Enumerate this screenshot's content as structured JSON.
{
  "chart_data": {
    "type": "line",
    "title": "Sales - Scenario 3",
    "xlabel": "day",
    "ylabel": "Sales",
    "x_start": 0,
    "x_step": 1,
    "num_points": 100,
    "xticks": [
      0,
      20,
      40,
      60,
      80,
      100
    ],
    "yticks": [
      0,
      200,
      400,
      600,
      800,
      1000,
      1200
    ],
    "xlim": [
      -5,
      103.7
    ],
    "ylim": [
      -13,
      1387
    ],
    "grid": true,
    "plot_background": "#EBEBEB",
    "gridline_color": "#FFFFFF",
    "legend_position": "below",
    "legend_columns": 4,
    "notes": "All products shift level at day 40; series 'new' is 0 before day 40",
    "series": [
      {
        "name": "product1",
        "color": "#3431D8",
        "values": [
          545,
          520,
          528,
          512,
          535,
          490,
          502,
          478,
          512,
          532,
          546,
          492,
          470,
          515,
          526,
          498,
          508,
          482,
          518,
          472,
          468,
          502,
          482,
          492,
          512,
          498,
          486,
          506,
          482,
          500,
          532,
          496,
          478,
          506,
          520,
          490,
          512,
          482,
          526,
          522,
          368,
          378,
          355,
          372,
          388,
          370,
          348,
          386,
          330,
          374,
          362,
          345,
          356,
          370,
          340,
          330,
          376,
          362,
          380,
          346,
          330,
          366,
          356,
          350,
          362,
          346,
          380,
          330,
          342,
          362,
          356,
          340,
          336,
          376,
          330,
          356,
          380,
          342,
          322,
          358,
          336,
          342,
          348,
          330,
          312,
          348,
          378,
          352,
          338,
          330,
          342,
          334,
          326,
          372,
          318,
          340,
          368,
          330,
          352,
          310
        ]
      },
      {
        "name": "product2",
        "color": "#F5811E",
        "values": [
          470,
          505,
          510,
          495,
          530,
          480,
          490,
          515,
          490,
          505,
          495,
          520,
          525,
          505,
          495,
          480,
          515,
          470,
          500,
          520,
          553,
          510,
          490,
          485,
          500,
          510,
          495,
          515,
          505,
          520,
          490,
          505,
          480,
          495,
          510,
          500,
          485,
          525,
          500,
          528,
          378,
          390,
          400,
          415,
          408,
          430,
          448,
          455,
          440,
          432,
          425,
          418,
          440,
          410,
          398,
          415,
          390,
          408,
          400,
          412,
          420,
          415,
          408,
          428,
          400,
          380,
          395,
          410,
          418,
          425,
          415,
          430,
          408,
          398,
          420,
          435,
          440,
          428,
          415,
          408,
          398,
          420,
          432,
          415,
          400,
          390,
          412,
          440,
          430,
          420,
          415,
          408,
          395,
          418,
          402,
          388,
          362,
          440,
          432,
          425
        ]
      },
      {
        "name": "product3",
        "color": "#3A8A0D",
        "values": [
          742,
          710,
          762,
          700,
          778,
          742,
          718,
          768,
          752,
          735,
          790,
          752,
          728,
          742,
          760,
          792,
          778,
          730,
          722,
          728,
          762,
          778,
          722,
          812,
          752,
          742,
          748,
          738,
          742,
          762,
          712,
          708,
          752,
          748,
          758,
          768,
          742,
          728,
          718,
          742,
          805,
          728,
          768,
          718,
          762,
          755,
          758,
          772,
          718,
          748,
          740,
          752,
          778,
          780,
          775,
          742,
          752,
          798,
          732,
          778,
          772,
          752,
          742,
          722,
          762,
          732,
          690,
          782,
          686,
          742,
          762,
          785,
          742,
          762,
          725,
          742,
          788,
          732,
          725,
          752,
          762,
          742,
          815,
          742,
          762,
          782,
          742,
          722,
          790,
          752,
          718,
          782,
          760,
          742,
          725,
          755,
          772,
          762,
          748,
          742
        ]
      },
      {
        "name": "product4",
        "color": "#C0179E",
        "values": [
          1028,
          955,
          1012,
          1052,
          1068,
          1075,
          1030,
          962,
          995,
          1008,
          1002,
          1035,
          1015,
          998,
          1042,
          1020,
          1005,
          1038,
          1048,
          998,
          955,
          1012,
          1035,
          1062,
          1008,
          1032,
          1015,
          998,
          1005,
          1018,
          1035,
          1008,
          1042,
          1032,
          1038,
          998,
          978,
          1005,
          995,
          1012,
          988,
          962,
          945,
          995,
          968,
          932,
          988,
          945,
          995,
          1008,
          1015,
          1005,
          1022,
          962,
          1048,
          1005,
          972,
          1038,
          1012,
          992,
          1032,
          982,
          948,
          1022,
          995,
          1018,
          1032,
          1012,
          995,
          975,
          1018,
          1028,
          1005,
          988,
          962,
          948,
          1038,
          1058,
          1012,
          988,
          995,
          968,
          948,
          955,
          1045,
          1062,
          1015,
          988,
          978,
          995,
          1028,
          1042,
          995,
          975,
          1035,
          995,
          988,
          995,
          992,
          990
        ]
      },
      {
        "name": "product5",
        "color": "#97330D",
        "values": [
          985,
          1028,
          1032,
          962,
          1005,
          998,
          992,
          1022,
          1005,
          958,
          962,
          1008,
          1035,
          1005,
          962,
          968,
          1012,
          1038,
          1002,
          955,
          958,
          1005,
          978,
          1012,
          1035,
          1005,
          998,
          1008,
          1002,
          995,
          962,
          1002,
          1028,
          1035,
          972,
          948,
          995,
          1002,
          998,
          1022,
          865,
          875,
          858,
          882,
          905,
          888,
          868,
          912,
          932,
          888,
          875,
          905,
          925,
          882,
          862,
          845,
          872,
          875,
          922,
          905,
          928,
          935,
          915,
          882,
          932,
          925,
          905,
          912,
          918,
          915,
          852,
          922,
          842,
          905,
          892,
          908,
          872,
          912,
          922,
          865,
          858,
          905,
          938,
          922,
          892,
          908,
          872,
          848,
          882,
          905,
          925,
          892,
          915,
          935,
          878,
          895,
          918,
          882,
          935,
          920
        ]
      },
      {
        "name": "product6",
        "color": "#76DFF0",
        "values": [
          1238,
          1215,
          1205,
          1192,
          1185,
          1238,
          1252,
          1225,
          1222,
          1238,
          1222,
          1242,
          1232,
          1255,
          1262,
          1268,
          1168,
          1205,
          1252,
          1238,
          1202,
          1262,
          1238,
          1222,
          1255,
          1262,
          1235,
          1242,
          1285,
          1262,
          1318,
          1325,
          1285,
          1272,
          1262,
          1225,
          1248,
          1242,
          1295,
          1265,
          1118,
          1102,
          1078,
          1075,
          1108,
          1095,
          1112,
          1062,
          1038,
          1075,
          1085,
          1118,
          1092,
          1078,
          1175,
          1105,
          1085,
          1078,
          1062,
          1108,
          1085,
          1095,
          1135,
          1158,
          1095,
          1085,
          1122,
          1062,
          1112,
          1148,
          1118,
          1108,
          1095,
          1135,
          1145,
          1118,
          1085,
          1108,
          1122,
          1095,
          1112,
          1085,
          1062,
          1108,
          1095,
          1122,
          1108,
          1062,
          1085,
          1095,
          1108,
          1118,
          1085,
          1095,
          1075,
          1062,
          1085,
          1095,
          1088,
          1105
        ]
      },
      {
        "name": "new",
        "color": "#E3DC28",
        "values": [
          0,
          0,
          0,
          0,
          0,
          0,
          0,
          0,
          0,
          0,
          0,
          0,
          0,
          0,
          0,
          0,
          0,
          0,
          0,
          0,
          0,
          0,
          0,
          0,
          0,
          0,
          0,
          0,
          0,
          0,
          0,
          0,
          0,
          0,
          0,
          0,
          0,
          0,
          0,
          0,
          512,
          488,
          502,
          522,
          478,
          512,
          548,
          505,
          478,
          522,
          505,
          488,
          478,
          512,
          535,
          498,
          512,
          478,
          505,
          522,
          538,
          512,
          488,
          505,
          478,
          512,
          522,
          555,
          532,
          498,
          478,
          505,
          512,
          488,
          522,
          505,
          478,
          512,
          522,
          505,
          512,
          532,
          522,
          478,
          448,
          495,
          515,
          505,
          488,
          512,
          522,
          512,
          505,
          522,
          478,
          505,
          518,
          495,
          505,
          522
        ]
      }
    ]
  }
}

### Directive
Lines containing the word "series" must all be returned from the material above.

### Response to the exercise
    "notes": "All products shift level at day 40; series 'new' is 0 before day 40",
    "series": [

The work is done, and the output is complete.